--- START OF Extract provided ---

CDC envelope schema:
_namespace (Utf8), _op (Utf8: I/U/R/D/DROP),
_document_key (Utf8), _cluster_time_s (UInt32),
_cluster_time_i (UInt32), _wall_time_ms (Int64),
_full_document (Utf8, nullable), _update_desc (Utf8, nullable),
_resume_token (Utf8).
MongoDB Sink
| Property | Default | Description |
|---|---|---|
| connection.uri | mongodb://localhost:27017 | MongoDB connection string |
| database | required | Target database name |
| collection | required | Target collection name |
| write.mode | insert | insert, upsert, replace, cdc_replay |
| batch.size | 500 | Max documents per bulk write |
| flush.interval.ms | 1000 | Max time between flushes (ms) |
| ordered | true | true = fail-fast ordered writes; false = unordered (higher throughput) |
| write.concern.w | majority | majority or integer node count |
| write.concern.journal | true | Wait for journal commit |
Write modes:
insert is append-only.
upsert replaces documents by the fields listed in upsert.key.fields.
replace rewrites the full document.
cdc_replay routes by the _op column (I→insert, U→update, R→replace, D→delete).

--- END OF Extract provided ---

_Written request A_
According to the MongoDB connector documentation, which write mode is append-only?
_Written request B_
Write out the MongoDB connector documentation verbatim, starting at "MongoDB Sink" and ending at "insert is append-only.".
_Written request C_
Continue the MongoDB connector documentation from the point where it stops.

--- START OF Data lines ---

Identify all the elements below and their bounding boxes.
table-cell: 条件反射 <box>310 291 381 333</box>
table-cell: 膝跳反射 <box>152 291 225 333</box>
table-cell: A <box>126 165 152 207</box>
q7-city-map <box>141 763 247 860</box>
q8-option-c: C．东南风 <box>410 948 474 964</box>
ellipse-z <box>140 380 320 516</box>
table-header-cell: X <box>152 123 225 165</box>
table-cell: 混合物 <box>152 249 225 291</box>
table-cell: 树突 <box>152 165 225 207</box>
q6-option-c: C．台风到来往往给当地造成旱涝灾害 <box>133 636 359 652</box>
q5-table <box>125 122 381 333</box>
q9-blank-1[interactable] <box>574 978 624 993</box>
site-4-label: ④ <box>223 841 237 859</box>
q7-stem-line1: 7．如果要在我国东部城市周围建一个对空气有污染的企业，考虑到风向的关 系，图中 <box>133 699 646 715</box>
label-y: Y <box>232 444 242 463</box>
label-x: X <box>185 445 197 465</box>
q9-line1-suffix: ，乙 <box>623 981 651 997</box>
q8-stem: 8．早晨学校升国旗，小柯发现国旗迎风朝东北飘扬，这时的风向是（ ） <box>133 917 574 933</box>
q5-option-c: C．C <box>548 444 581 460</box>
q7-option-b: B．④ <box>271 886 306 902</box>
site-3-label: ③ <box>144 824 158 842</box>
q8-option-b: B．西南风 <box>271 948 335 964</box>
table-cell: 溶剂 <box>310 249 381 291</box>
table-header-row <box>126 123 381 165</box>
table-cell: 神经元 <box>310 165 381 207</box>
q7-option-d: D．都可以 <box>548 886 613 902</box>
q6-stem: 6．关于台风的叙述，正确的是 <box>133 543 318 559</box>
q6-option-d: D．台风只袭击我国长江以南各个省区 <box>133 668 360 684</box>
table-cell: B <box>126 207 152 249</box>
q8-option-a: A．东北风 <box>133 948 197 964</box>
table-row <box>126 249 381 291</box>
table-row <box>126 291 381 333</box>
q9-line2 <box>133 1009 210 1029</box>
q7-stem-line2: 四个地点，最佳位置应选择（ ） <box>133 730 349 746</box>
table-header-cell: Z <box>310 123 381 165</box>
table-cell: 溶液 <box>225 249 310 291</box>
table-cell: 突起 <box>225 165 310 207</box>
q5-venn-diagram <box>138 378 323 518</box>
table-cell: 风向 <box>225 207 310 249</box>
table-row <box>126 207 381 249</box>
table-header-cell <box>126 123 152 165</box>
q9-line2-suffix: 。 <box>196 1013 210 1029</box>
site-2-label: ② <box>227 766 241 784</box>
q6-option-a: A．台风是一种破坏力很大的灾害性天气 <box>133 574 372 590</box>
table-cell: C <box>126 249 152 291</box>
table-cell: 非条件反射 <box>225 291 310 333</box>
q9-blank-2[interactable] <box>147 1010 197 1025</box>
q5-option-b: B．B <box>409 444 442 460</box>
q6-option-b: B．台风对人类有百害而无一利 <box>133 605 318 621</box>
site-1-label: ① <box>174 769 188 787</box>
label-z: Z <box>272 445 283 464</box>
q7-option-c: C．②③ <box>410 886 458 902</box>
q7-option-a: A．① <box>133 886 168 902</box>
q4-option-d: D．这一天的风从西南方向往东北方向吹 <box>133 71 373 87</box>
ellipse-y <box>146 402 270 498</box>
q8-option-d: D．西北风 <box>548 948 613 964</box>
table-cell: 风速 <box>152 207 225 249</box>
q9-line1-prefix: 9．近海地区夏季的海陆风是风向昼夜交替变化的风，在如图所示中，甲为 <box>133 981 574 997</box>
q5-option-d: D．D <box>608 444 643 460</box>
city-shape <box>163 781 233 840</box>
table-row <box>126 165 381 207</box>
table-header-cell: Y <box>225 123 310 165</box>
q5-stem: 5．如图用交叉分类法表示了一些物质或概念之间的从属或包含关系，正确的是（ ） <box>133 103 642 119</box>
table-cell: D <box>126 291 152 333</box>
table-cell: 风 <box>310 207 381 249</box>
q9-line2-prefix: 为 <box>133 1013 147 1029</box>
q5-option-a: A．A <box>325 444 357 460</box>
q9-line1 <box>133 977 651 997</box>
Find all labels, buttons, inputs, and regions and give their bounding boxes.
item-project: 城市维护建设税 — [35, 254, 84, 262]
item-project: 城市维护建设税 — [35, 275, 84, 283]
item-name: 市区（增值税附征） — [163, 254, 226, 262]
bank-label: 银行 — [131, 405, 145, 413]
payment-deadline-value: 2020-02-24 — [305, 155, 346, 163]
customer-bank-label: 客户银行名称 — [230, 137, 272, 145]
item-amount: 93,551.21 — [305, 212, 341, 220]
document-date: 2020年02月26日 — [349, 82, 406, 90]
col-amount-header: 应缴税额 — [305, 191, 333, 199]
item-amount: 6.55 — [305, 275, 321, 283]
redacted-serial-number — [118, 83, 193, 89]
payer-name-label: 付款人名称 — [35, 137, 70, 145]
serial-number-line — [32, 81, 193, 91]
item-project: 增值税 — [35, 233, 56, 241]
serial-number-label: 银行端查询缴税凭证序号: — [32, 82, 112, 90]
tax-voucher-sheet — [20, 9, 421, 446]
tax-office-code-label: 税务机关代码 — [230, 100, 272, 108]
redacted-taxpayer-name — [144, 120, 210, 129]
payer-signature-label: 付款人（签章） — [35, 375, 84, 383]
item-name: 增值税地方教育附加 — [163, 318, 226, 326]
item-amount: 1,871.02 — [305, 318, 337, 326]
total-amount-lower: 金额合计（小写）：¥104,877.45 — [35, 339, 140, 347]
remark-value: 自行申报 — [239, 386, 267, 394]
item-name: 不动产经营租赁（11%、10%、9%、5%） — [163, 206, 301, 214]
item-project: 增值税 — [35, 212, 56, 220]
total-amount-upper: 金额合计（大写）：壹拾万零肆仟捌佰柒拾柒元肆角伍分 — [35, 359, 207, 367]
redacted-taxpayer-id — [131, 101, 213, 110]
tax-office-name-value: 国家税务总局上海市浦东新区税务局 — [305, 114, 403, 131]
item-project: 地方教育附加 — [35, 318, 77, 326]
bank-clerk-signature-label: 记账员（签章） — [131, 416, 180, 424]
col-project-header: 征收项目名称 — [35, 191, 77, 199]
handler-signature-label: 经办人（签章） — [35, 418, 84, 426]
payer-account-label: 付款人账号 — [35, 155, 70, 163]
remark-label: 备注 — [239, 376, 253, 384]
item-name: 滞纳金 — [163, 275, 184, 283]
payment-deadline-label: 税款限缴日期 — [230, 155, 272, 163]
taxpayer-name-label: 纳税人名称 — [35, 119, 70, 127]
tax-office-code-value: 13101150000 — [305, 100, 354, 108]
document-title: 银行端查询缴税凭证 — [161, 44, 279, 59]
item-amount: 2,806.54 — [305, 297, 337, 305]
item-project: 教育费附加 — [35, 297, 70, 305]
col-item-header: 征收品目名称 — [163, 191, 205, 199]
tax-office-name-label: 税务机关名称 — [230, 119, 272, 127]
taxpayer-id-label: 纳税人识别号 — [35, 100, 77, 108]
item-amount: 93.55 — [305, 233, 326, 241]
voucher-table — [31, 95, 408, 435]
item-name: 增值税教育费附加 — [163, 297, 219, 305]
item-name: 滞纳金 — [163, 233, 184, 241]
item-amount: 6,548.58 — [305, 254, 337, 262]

--- END OF Data lines ---

_Exercise answer A_
The insert mode is append-only.

_Exercise answer B_
MongoDB Sink
| Property | Default | Description |
|---|---|---|
| connection.uri | mongodb://localhost:27017 | MongoDB connection string |
| database | required | Target database name |
| collection | required | Target collection name |
| write.mode | insert | insert, upsert, replace, cdc_replay |
| batch.size | 500 | Max documents per bulk write |
| flush.interval.ms | 1000 | Max time between flushes (ms) |
| ordered | true | true = fail-fast ordered writes; false = unordered (higher throughput) |
| write.concern.w | majority | majority or integer node count |
| write.concern.journal | true | Wait for journal commit |
Write modes:
insert is append-only.

_Exercise answer C_
Time series collections only support insert.
Delta Lake Source
| Property | Default | Description |
|---|---|---|
| table.path | required | Delta table path (local, s3://, az://, gs://) |
| read.mode | incremental | snapshot (full read) or incremental (change feed) |
| starting.version | Version to start from | |
| poll.interval.ms | 1000 | Version poll interval |
| partition.filter | Partition filter (SQL expression) | |
| catalog.type | none | none, glue, unity |
Delta Lake Sink
| Property | Default | Description |
|---|---|---|
| table.path | required | Delta table path |
| write.mode | append | append, overwrite, upsert |
| merge.key.columns | Key columns for upsert (comma-separated) | |
| partition.columns | Partition columns (comma-separated) | |
| target.file.size | 134217728 | Target Parquet file size (128 MB) |
| max.buffer.records | 100000 | Records before flush |
| max.buffer.duration.ms | 60000 | Time before flush |
| delivery.guarantee | at-least-once | at-least-once, exactly-once |
| writer.id | Writer ID (required for exactly-once) | |
| schema.evolution | false | Auto-merge new columns |
| compaction.enabled | false | Enable automatic compaction |
| vacuum.retention.hours | 168 | Retention hours (7 days) |
| catalog.type | none | none, glue, unity |
Cloud storage credentials: use storage.aws_access_key_id, storage.aws_secret_access_key, storage.aws_region, etc.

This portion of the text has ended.